▶ [DATA SHOWN]
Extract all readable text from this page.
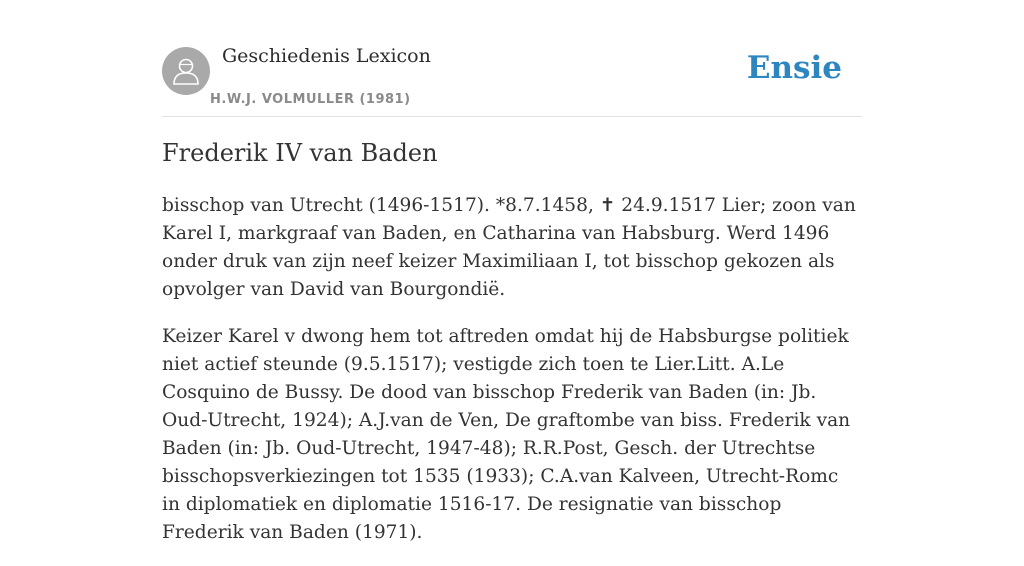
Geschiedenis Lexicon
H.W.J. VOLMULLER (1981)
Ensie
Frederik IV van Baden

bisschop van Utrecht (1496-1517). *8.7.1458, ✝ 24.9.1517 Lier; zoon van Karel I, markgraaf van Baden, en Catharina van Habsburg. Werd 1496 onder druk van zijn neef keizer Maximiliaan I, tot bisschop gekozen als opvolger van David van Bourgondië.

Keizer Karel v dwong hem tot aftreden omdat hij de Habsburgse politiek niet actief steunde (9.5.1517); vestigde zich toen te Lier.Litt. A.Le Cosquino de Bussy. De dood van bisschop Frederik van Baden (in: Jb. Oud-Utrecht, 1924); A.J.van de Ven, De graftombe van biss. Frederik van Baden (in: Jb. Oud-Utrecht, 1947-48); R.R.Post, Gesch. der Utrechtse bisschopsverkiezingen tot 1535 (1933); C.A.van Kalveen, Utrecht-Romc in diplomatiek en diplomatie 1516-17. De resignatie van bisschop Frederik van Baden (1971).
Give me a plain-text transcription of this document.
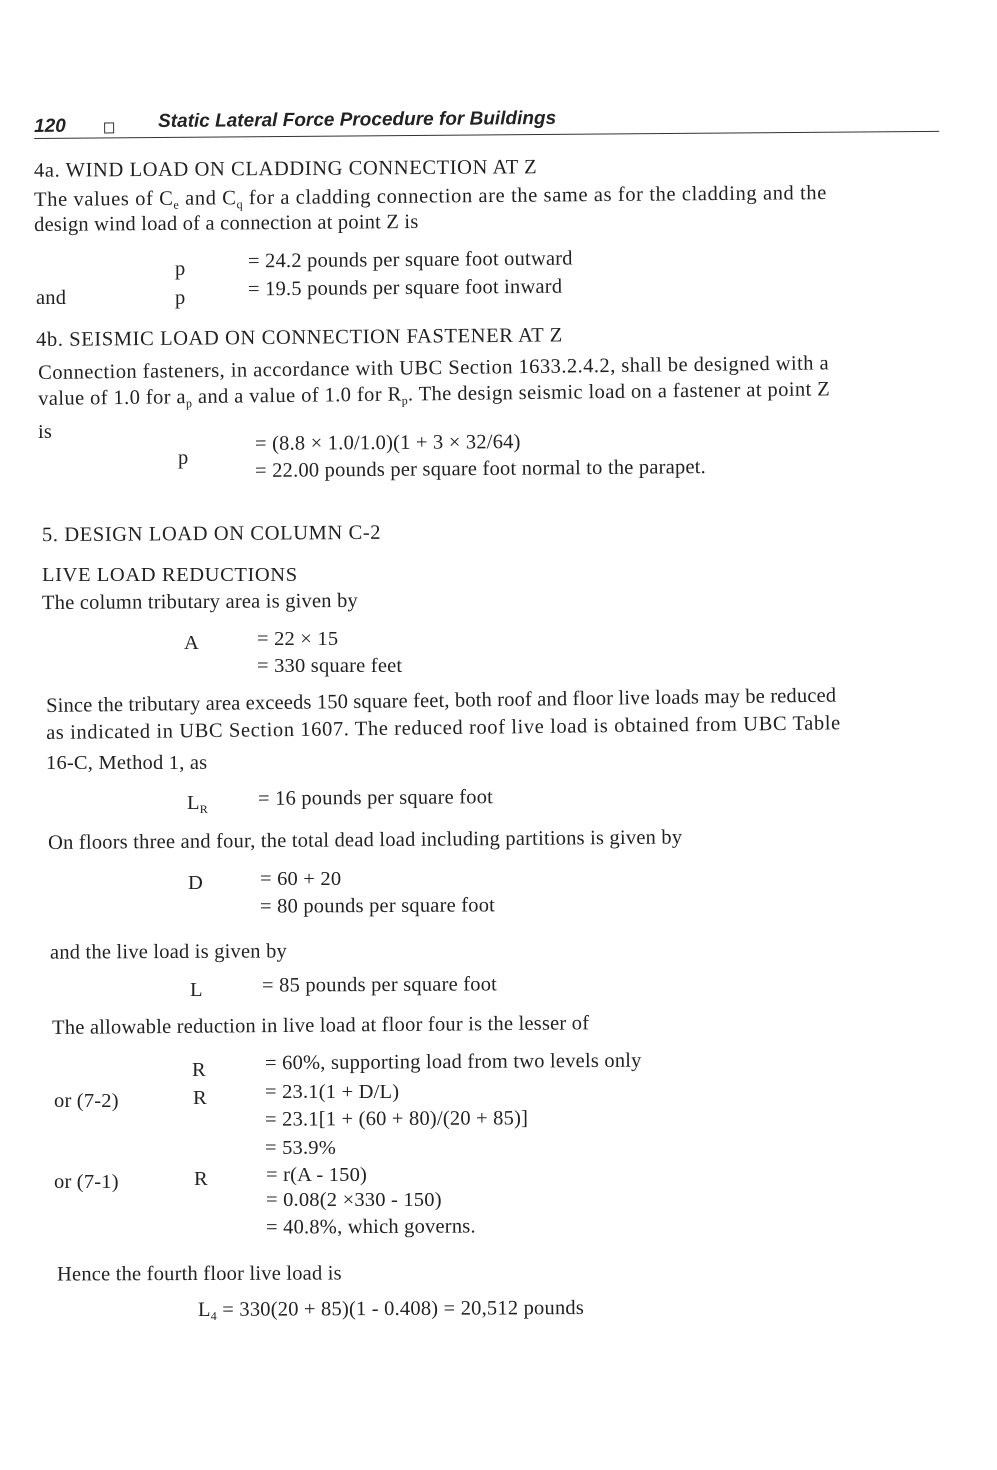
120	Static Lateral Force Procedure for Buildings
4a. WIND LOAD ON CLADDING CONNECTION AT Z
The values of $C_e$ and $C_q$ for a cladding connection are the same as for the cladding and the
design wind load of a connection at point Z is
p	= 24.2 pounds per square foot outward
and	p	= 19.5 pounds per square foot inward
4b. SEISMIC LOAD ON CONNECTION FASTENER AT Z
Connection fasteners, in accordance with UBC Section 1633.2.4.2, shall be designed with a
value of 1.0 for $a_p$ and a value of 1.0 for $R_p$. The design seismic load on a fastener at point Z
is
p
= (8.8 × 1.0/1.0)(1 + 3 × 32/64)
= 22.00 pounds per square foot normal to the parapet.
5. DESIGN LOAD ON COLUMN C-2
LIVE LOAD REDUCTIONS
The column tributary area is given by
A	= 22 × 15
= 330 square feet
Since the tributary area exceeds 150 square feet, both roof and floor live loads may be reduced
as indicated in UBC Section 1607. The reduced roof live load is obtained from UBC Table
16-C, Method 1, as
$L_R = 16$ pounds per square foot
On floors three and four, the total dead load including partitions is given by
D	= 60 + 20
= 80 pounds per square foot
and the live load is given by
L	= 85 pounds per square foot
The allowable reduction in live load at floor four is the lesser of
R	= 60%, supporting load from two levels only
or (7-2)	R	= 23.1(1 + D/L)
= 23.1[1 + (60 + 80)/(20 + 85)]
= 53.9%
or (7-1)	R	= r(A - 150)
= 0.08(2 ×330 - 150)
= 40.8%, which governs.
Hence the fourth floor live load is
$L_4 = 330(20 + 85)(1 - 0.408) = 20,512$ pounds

▶ [TASK] Write out the full listing verbatim, excluding its pictures.

▶ [CORRECT ANSWER]
Extract all readable text from this page.
Geschiedenis Lexicon
H.W.J. VOLMULLER (1981)
Ensie
Frederik IV van Baden

bisschop van Utrecht (1496-1517). *8.7.1458, ✝ 24.9.1517 Lier; zoon van Karel I, markgraaf van Baden, en Catharina van Habsburg. Werd 1496 onder druk van zijn neef keizer Maximiliaan I, tot bisschop gekozen als opvolger van David van Bourgondië.

Keizer Karel v dwong hem tot aftreden omdat hij de Habsburgse politiek niet actief steunde (9.5.1517); vestigde zich toen te Lier.Litt. A.Le Cosquino de Bussy. De dood van bisschop Frederik van Baden (in: Jb. Oud-Utrecht, 1924); A.J.van de Ven, De graftombe van biss. Frederik van Baden (in: Jb. Oud-Utrecht, 1947-48); R.R.Post, Gesch. der Utrechtse bisschopsverkiezingen tot 1535 (1933); C.A.van Kalveen, Utrecht-Romc in diplomatiek en diplomatie 1516-17. De resignatie van bisschop Frederik van Baden (1971).
Give me a plain-text transcription of this document.
120	Static Lateral Force Procedure for Buildings
4a. WIND LOAD ON CLADDING CONNECTION AT Z
The values of $C_e$ and $C_q$ for a cladding connection are the same as for the cladding and the
design wind load of a connection at point Z is
p	= 24.2 pounds per square foot outward
and	p	= 19.5 pounds per square foot inward
4b. SEISMIC LOAD ON CONNECTION FASTENER AT Z
Connection fasteners, in accordance with UBC Section 1633.2.4.2, shall be designed with a
value of 1.0 for $a_p$ and a value of 1.0 for $R_p$. The design seismic load on a fastener at point Z
is
p
= (8.8 × 1.0/1.0)(1 + 3 × 32/64)
= 22.00 pounds per square foot normal to the parapet.
5. DESIGN LOAD ON COLUMN C-2
LIVE LOAD REDUCTIONS
The column tributary area is given by
A	= 22 × 15
= 330 square feet
Since the tributary area exceeds 150 square feet, both roof and floor live loads may be reduced
as indicated in UBC Section 1607. The reduced roof live load is obtained from UBC Table
16-C, Method 1, as
$L_R = 16$ pounds per square foot
On floors three and four, the total dead load including partitions is given by
D	= 60 + 20
= 80 pounds per square foot
and the live load is given by
L	= 85 pounds per square foot
The allowable reduction in live load at floor four is the lesser of
R	= 60%, supporting load from two levels only
or (7-2)	R	= 23.1(1 + D/L)
= 23.1[1 + (60 + 80)/(20 + 85)]
= 53.9%
or (7-1)	R	= r(A - 150)
= 0.08(2 ×330 - 150)
= 40.8%, which governs.
Hence the fourth floor live load is
$L_4 = 330(20 + 85)(1 - 0.408) = 20,512$ pounds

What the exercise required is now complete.